■ Problem description ■
Repeat all of the records verbatim.

* start Supplied records *

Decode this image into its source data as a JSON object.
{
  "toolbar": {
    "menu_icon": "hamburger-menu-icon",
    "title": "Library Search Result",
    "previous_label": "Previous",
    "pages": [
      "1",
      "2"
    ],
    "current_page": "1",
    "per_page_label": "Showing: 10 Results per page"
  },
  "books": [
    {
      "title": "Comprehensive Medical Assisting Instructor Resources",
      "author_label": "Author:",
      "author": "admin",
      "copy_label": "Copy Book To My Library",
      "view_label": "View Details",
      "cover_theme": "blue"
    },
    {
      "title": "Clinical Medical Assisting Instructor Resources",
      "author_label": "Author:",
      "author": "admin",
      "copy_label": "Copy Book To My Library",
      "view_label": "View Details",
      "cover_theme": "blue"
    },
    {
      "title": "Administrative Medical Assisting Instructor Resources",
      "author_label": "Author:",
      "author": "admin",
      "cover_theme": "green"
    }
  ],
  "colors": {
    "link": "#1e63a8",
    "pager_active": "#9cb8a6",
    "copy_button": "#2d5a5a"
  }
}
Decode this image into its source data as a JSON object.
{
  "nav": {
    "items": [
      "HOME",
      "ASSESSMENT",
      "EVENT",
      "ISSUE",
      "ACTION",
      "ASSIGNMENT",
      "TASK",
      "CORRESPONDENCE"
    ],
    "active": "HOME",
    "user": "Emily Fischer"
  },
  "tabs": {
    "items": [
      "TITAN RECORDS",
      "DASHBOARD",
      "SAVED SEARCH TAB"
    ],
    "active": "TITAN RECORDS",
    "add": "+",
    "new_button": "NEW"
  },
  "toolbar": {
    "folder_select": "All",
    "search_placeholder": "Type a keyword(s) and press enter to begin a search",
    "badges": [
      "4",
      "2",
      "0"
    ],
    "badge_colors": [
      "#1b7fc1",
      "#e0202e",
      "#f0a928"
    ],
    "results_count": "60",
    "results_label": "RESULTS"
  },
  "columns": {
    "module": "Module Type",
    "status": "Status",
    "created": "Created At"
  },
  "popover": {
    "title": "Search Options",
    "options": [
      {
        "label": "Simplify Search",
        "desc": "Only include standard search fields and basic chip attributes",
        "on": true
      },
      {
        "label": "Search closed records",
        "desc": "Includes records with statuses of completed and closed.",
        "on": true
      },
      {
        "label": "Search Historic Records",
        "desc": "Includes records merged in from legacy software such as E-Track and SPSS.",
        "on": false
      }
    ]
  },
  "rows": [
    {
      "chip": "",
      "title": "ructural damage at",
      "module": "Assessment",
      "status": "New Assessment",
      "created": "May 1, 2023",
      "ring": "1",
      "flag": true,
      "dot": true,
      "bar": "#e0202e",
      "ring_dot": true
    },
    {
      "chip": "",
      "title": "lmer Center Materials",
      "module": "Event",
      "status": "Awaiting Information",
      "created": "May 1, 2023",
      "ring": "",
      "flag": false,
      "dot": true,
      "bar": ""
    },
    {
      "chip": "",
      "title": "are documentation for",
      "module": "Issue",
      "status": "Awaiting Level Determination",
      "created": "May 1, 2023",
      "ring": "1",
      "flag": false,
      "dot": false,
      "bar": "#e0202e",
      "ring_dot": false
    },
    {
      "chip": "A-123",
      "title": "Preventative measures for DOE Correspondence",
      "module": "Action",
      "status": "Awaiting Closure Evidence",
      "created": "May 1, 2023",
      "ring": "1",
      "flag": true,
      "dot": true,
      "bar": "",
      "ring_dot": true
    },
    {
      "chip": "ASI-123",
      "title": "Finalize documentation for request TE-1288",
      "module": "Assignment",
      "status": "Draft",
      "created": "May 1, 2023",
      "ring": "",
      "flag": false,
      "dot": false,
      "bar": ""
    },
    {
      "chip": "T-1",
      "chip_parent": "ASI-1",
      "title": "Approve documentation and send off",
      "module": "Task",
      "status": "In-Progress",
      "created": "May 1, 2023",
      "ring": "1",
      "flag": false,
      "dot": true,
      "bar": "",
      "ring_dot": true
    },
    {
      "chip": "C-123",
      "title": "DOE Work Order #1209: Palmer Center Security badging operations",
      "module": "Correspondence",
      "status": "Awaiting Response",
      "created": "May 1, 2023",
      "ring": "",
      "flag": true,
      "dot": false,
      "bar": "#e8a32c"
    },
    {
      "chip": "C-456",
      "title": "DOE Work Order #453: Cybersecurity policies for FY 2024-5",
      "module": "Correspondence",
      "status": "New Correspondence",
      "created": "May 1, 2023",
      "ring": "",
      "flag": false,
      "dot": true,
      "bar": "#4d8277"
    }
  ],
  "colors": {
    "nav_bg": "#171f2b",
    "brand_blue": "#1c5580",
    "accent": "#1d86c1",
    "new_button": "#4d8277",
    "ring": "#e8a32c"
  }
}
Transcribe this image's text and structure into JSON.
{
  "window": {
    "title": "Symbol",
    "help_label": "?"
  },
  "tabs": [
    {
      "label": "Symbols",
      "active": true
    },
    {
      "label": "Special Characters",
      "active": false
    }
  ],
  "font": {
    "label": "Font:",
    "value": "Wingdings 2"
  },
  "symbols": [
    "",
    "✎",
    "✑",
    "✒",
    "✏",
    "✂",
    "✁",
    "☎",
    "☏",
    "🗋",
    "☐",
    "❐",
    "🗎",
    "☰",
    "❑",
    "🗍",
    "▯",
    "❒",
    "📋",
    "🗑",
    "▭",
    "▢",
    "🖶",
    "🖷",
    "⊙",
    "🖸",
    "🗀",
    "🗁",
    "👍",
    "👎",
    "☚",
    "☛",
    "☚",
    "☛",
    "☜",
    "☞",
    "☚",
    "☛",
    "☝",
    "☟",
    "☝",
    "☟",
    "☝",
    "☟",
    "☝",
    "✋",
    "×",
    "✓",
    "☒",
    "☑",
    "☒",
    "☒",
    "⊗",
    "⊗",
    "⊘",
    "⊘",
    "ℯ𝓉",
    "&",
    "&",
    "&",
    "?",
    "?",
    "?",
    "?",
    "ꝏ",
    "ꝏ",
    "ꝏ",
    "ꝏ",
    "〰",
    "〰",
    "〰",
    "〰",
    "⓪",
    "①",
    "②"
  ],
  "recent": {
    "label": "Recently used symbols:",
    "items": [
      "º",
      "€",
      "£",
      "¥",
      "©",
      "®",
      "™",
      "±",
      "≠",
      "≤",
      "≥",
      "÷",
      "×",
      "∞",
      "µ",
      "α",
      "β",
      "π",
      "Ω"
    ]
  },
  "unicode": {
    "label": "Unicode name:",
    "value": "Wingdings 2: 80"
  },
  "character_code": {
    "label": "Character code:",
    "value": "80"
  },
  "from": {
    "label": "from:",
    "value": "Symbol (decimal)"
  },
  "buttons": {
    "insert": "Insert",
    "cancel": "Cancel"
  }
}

* end Supplied records *

■ Solution for this exercise ■
Decode this image into its source data as a JSON object.
{
  "toolbar": {
    "menu_icon": "hamburger-menu-icon",
    "title": "Library Search Result",
    "previous_label": "Previous",
    "pages": [
      "1",
      "2"
    ],
    "current_page": "1",
    "per_page_label": "Showing: 10 Results per page"
  },
  "books": [
    {
      "title": "Comprehensive Medical Assisting Instructor Resources",
      "author_label": "Author:",
      "author": "admin",
      "copy_label": "Copy Book To My Library",
      "view_label": "View Details",
      "cover_theme": "blue"
    },
    {
      "title": "Clinical Medical Assisting Instructor Resources",
      "author_label": "Author:",
      "author": "admin",
      "copy_label": "Copy Book To My Library",
      "view_label": "View Details",
      "cover_theme": "blue"
    },
    {
      "title": "Administrative Medical Assisting Instructor Resources",
      "author_label": "Author:",
      "author": "admin",
      "cover_theme": "green"
    }
  ],
  "colors": {
    "link": "#1e63a8",
    "pager_active": "#9cb8a6",
    "copy_button": "#2d5a5a"
  }
}
Decode this image into its source data as a JSON object.
{
  "nav": {
    "items": [
      "HOME",
      "ASSESSMENT",
      "EVENT",
      "ISSUE",
      "ACTION",
      "ASSIGNMENT",
      "TASK",
      "CORRESPONDENCE"
    ],
    "active": "HOME",
    "user": "Emily Fischer"
  },
  "tabs": {
    "items": [
      "TITAN RECORDS",
      "DASHBOARD",
      "SAVED SEARCH TAB"
    ],
    "active": "TITAN RECORDS",
    "add": "+",
    "new_button": "NEW"
  },
  "toolbar": {
    "folder_select": "All",
    "search_placeholder": "Type a keyword(s) and press enter to begin a search",
    "badges": [
      "4",
      "2",
      "0"
    ],
    "badge_colors": [
      "#1b7fc1",
      "#e0202e",
      "#f0a928"
    ],
    "results_count": "60",
    "results_label": "RESULTS"
  },
  "columns": {
    "module": "Module Type",
    "status": "Status",
    "created": "Created At"
  },
  "popover": {
    "title": "Search Options",
    "options": [
      {
        "label": "Simplify Search",
        "desc": "Only include standard search fields and basic chip attributes",
        "on": true
      },
      {
        "label": "Search closed records",
        "desc": "Includes records with statuses of completed and closed.",
        "on": true
      },
      {
        "label": "Search Historic Records",
        "desc": "Includes records merged in from legacy software such as E-Track and SPSS.",
        "on": false
      }
    ]
  },
  "rows": [
    {
      "chip": "",
      "title": "ructural damage at",
      "module": "Assessment",
      "status": "New Assessment",
      "created": "May 1, 2023",
      "ring": "1",
      "flag": true,
      "dot": true,
      "bar": "#e0202e",
      "ring_dot": true
    },
    {
      "chip": "",
      "title": "lmer Center Materials",
      "module": "Event",
      "status": "Awaiting Information",
      "created": "May 1, 2023",
      "ring": "",
      "flag": false,
      "dot": true,
      "bar": ""
    },
    {
      "chip": "",
      "title": "are documentation for",
      "module": "Issue",
      "status": "Awaiting Level Determination",
      "created": "May 1, 2023",
      "ring": "1",
      "flag": false,
      "dot": false,
      "bar": "#e0202e",
      "ring_dot": false
    },
    {
      "chip": "A-123",
      "title": "Preventative measures for DOE Correspondence",
      "module": "Action",
      "status": "Awaiting Closure Evidence",
      "created": "May 1, 2023",
      "ring": "1",
      "flag": true,
      "dot": true,
      "bar": "",
      "ring_dot": true
    },
    {
      "chip": "ASI-123",
      "title": "Finalize documentation for request TE-1288",
      "module": "Assignment",
      "status": "Draft",
      "created": "May 1, 2023",
      "ring": "",
      "flag": false,
      "dot": false,
      "bar": ""
    },
    {
      "chip": "T-1",
      "chip_parent": "ASI-1",
      "title": "Approve documentation and send off",
      "module": "Task",
      "status": "In-Progress",
      "created": "May 1, 2023",
      "ring": "1",
      "flag": false,
      "dot": true,
      "bar": "",
      "ring_dot": true
    },
    {
      "chip": "C-123",
      "title": "DOE Work Order #1209: Palmer Center Security badging operations",
      "module": "Correspondence",
      "status": "Awaiting Response",
      "created": "May 1, 2023",
      "ring": "",
      "flag": true,
      "dot": false,
      "bar": "#e8a32c"
    },
    {
      "chip": "C-456",
      "title": "DOE Work Order #453: Cybersecurity policies for FY 2024-5",
      "module": "Correspondence",
      "status": "New Correspondence",
      "created": "May 1, 2023",
      "ring": "",
      "flag": false,
      "dot": true,
      "bar": "#4d8277"
    }
  ],
  "colors": {
    "nav_bg": "#171f2b",
    "brand_blue": "#1c5580",
    "accent": "#1d86c1",
    "new_button": "#4d8277",
    "ring": "#e8a32c"
  }
}
Transcribe this image's text and structure into JSON.
{
  "window": {
    "title": "Symbol",
    "help_label": "?"
  },
  "tabs": [
    {
      "label": "Symbols",
      "active": true
    },
    {
      "label": "Special Characters",
      "active": false
    }
  ],
  "font": {
    "label": "Font:",
    "value": "Wingdings 2"
  },
  "symbols": [
    "",
    "✎",
    "✑",
    "✒",
    "✏",
    "✂",
    "✁",
    "☎",
    "☏",
    "🗋",
    "☐",
    "❐",
    "🗎",
    "☰",
    "❑",
    "🗍",
    "▯",
    "❒",
    "📋",
    "🗑",
    "▭",
    "▢",
    "🖶",
    "🖷",
    "⊙",
    "🖸",
    "🗀",
    "🗁",
    "👍",
    "👎",
    "☚",
    "☛",
    "☚",
    "☛",
    "☜",
    "☞",
    "☚",
    "☛",
    "☝",
    "☟",
    "☝",
    "☟",
    "☝",
    "☟",
    "☝",
    "✋",
    "×",
    "✓",
    "☒",
    "☑",
    "☒",
    "☒",
    "⊗",
    "⊗",
    "⊘",
    "⊘",
    "ℯ𝓉",
    "&",
    "&",
    "&",
    "?",
    "?",
    "?",
    "?",
    "ꝏ",
    "ꝏ",
    "ꝏ",
    "ꝏ",
    "〰",
    "〰",
    "〰",
    "〰",
    "⓪",
    "①",
    "②"
  ],
  "recent": {
    "label": "Recently used symbols:",
    "items": [
      "º",
      "€",
      "£",
      "¥",
      "©",
      "®",
      "™",
      "±",
      "≠",
      "≤",
      "≥",
      "÷",
      "×",
      "∞",
      "µ",
      "α",
      "β",
      "π",
      "Ω"
    ]
  },
  "unicode": {
    "label": "Unicode name:",
    "value": "Wingdings 2: 80"
  },
  "character_code": {
    "label": "Character code:",
    "value": "80"
  },
  "from": {
    "label": "from:",
    "value": "Symbol (decimal)"
  },
  "buttons": {
    "insert": "Insert",
    "cancel": "Cancel"
  }
}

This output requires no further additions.